- _WHAT YOU NEED TO DO_: Identify each line containing the word "this" and copy it.

- _STORED DATA_:
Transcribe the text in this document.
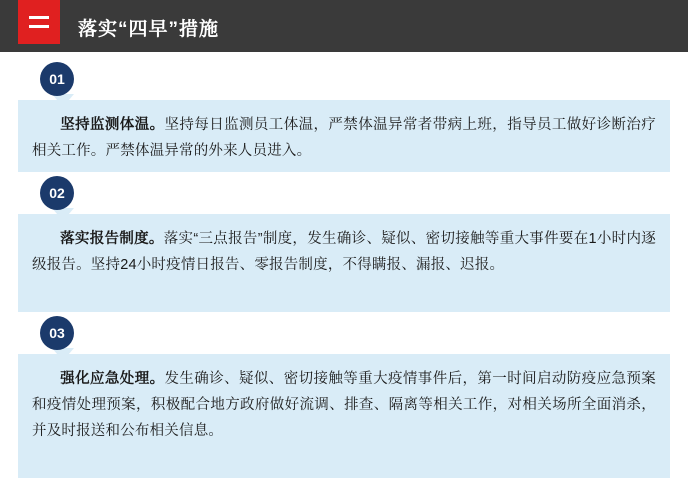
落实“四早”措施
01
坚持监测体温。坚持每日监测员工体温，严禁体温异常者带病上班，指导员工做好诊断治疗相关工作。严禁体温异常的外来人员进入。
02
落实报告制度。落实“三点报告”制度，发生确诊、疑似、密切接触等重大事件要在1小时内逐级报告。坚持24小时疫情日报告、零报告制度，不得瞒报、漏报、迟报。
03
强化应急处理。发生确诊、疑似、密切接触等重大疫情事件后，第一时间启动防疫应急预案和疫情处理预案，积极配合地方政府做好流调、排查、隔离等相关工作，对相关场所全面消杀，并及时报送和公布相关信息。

==

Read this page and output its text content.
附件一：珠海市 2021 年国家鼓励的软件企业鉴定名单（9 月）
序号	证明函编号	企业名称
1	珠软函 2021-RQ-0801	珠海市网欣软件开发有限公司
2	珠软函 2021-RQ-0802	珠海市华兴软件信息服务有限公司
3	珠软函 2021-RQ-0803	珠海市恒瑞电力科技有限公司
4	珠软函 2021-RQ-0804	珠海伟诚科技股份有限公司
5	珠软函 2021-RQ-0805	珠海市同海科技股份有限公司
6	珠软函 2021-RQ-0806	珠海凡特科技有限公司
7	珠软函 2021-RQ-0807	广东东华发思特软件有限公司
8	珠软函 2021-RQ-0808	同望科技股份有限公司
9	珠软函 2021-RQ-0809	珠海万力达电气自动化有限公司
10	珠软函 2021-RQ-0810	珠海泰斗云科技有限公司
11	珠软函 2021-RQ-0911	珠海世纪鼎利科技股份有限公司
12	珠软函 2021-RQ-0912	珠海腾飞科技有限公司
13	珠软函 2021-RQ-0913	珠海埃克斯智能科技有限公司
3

- _REPLY_:
Transcribe the text in this document.
Read this page and output its text content.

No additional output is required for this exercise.